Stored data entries

◆ ◆ ◆ ◆ ◆ ◆ ◆

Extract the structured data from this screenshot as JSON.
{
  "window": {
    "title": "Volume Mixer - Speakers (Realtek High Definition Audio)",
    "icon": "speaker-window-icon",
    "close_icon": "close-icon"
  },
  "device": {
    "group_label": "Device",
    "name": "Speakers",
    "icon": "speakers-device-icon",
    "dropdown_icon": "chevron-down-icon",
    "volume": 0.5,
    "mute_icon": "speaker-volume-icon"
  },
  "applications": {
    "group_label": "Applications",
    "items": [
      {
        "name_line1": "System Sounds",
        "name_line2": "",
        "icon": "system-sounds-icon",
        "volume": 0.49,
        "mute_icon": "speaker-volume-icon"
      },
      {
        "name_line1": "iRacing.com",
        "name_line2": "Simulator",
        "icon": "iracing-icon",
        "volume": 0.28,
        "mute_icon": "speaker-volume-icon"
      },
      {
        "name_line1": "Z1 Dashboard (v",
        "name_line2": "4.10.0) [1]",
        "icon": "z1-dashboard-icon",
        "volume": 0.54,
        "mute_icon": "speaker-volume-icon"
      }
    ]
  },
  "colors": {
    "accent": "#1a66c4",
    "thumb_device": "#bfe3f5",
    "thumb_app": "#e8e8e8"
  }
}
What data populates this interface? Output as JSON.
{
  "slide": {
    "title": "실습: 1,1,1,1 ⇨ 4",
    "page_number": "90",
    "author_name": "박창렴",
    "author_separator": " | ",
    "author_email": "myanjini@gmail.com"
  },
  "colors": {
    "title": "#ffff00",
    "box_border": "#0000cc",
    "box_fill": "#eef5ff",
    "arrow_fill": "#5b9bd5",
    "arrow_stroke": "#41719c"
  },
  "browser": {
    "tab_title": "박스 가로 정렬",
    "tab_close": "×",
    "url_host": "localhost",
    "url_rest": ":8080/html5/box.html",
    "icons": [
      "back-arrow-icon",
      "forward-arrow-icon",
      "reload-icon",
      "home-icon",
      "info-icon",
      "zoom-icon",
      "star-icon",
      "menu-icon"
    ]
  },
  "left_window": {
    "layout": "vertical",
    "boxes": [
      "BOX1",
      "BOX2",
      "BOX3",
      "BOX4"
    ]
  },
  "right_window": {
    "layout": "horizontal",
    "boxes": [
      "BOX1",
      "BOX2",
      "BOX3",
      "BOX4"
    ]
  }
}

◆ ◆ ◆ ◆ ◆ ◆ ◆

> Work to complete
Find each line that has the word "layout", then copy it out.

> Right answer
    "layout": "vertical",
    "layout": "horizontal",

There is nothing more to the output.